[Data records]
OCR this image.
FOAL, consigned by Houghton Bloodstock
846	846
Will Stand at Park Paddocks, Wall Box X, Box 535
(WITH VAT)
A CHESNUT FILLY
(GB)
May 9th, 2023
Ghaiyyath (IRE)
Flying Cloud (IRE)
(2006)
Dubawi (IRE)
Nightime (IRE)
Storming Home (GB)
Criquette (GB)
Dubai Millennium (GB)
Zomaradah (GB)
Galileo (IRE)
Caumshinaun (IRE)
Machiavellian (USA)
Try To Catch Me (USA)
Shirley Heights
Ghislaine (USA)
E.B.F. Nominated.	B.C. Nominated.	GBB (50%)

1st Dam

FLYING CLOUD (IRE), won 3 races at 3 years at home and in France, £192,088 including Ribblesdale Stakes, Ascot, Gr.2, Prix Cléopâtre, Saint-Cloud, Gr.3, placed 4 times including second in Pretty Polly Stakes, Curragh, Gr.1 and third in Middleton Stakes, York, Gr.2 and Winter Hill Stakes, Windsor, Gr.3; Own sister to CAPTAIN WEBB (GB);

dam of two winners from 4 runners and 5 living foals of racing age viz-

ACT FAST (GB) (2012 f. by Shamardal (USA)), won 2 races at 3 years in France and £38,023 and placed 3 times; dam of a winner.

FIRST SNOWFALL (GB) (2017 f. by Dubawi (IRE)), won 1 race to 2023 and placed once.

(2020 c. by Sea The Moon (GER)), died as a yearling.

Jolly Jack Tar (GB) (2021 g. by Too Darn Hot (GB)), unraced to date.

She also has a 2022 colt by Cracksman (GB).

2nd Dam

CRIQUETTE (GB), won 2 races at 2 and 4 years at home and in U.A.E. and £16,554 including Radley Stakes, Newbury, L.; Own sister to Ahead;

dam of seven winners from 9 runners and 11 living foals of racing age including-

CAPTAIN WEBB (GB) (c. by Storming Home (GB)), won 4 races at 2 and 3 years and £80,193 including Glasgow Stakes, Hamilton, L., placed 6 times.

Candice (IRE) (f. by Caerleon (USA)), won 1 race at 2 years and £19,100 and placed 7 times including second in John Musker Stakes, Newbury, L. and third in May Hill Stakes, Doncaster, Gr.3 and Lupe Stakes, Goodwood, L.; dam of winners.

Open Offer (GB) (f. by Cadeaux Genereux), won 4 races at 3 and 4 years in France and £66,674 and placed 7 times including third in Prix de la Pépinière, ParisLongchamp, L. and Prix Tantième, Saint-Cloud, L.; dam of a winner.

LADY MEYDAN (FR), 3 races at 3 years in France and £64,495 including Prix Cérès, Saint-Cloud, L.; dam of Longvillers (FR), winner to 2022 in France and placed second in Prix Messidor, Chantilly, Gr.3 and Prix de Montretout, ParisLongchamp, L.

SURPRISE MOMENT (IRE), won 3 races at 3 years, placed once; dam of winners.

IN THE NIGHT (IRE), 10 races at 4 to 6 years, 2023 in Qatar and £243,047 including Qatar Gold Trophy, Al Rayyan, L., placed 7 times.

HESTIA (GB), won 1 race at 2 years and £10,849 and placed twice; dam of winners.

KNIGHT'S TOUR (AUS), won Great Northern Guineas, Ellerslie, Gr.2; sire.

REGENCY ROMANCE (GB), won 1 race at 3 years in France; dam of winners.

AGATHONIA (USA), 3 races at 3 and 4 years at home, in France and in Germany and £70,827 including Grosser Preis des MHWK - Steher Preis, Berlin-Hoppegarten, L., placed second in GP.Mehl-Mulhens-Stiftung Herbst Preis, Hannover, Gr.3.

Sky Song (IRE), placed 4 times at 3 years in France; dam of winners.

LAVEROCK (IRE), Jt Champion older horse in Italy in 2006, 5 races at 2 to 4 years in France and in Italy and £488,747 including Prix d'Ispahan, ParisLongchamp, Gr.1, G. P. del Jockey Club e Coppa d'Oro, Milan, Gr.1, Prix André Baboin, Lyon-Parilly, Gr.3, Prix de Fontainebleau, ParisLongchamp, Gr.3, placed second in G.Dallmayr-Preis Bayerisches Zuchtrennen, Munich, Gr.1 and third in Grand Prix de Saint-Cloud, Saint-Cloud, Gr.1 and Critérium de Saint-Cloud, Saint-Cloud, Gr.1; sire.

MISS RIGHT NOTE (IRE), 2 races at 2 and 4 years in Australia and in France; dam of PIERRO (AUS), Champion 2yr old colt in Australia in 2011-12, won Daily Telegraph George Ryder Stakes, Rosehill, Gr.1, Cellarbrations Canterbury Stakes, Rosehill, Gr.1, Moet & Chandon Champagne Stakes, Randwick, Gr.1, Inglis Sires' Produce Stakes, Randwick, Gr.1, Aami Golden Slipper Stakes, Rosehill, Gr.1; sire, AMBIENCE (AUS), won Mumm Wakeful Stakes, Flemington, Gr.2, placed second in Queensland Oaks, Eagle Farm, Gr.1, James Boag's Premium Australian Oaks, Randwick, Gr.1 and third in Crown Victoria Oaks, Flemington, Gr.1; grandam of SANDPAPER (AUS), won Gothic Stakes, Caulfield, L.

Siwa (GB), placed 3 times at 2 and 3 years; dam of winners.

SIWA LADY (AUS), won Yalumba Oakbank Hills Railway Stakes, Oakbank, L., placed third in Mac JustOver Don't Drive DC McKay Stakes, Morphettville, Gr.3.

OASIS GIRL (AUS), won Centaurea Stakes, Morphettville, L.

EXERCISE INSTRUCTIONS.
Set out the complete listing exactly as shown.

CORRECT OUTPUT.
OCR this image.
FOAL, consigned by Houghton Bloodstock
846	846
Will Stand at Park Paddocks, Wall Box X, Box 535
(WITH VAT)
A CHESNUT FILLY
(GB)
May 9th, 2023
Ghaiyyath (IRE)
Flying Cloud (IRE)
(2006)
Dubawi (IRE)
Nightime (IRE)
Storming Home (GB)
Criquette (GB)
Dubai Millennium (GB)
Zomaradah (GB)
Galileo (IRE)
Caumshinaun (IRE)
Machiavellian (USA)
Try To Catch Me (USA)
Shirley Heights
Ghislaine (USA)
E.B.F. Nominated.	B.C. Nominated.	GBB (50%)

1st Dam

FLYING CLOUD (IRE), won 3 races at 3 years at home and in France, £192,088 including Ribblesdale Stakes, Ascot, Gr.2, Prix Cléopâtre, Saint-Cloud, Gr.3, placed 4 times including second in Pretty Polly Stakes, Curragh, Gr.1 and third in Middleton Stakes, York, Gr.2 and Winter Hill Stakes, Windsor, Gr.3; Own sister to CAPTAIN WEBB (GB);

dam of two winners from 4 runners and 5 living foals of racing age viz-

ACT FAST (GB) (2012 f. by Shamardal (USA)), won 2 races at 3 years in France and £38,023 and placed 3 times; dam of a winner.

FIRST SNOWFALL (GB) (2017 f. by Dubawi (IRE)), won 1 race to 2023 and placed once.

(2020 c. by Sea The Moon (GER)), died as a yearling.

Jolly Jack Tar (GB) (2021 g. by Too Darn Hot (GB)), unraced to date.

She also has a 2022 colt by Cracksman (GB).

2nd Dam

CRIQUETTE (GB), won 2 races at 2 and 4 years at home and in U.A.E. and £16,554 including Radley Stakes, Newbury, L.; Own sister to Ahead;

dam of seven winners from 9 runners and 11 living foals of racing age including-

CAPTAIN WEBB (GB) (c. by Storming Home (GB)), won 4 races at 2 and 3 years and £80,193 including Glasgow Stakes, Hamilton, L., placed 6 times.

Candice (IRE) (f. by Caerleon (USA)), won 1 race at 2 years and £19,100 and placed 7 times including second in John Musker Stakes, Newbury, L. and third in May Hill Stakes, Doncaster, Gr.3 and Lupe Stakes, Goodwood, L.; dam of winners.

Open Offer (GB) (f. by Cadeaux Genereux), won 4 races at 3 and 4 years in France and £66,674 and placed 7 times including third in Prix de la Pépinière, ParisLongchamp, L. and Prix Tantième, Saint-Cloud, L.; dam of a winner.

LADY MEYDAN (FR), 3 races at 3 years in France and £64,495 including Prix Cérès, Saint-Cloud, L.; dam of Longvillers (FR), winner to 2022 in France and placed second in Prix Messidor, Chantilly, Gr.3 and Prix de Montretout, ParisLongchamp, L.

SURPRISE MOMENT (IRE), won 3 races at 3 years, placed once; dam of winners.

IN THE NIGHT (IRE), 10 races at 4 to 6 years, 2023 in Qatar and £243,047 including Qatar Gold Trophy, Al Rayyan, L., placed 7 times.

HESTIA (GB), won 1 race at 2 years and £10,849 and placed twice; dam of winners.

KNIGHT'S TOUR (AUS), won Great Northern Guineas, Ellerslie, Gr.2; sire.

REGENCY ROMANCE (GB), won 1 race at 3 years in France; dam of winners.

AGATHONIA (USA), 3 races at 3 and 4 years at home, in France and in Germany and £70,827 including Grosser Preis des MHWK - Steher Preis, Berlin-Hoppegarten, L., placed second in GP.Mehl-Mulhens-Stiftung Herbst Preis, Hannover, Gr.3.

Sky Song (IRE), placed 4 times at 3 years in France; dam of winners.

LAVEROCK (IRE), Jt Champion older horse in Italy in 2006, 5 races at 2 to 4 years in France and in Italy and £488,747 including Prix d'Ispahan, ParisLongchamp, Gr.1, G. P. del Jockey Club e Coppa d'Oro, Milan, Gr.1, Prix André Baboin, Lyon-Parilly, Gr.3, Prix de Fontainebleau, ParisLongchamp, Gr.3, placed second in G.Dallmayr-Preis Bayerisches Zuchtrennen, Munich, Gr.1 and third in Grand Prix de Saint-Cloud, Saint-Cloud, Gr.1 and Critérium de Saint-Cloud, Saint-Cloud, Gr.1; sire.

MISS RIGHT NOTE (IRE), 2 races at 2 and 4 years in Australia and in France; dam of PIERRO (AUS), Champion 2yr old colt in Australia in 2011-12, won Daily Telegraph George Ryder Stakes, Rosehill, Gr.1, Cellarbrations Canterbury Stakes, Rosehill, Gr.1, Moet & Chandon Champagne Stakes, Randwick, Gr.1, Inglis Sires' Produce Stakes, Randwick, Gr.1, Aami Golden Slipper Stakes, Rosehill, Gr.1; sire, AMBIENCE (AUS), won Mumm Wakeful Stakes, Flemington, Gr.2, placed second in Queensland Oaks, Eagle Farm, Gr.1, James Boag's Premium Australian Oaks, Randwick, Gr.1 and third in Crown Victoria Oaks, Flemington, Gr.1; grandam of SANDPAPER (AUS), won Gothic Stakes, Caulfield, L.

Siwa (GB), placed 3 times at 2 and 3 years; dam of winners.

SIWA LADY (AUS), won Yalumba Oakbank Hills Railway Stakes, Oakbank, L., placed third in Mac JustOver Don't Drive DC McKay Stakes, Morphettville, Gr.3.

OASIS GIRL (AUS), won Centaurea Stakes, Morphettville, L.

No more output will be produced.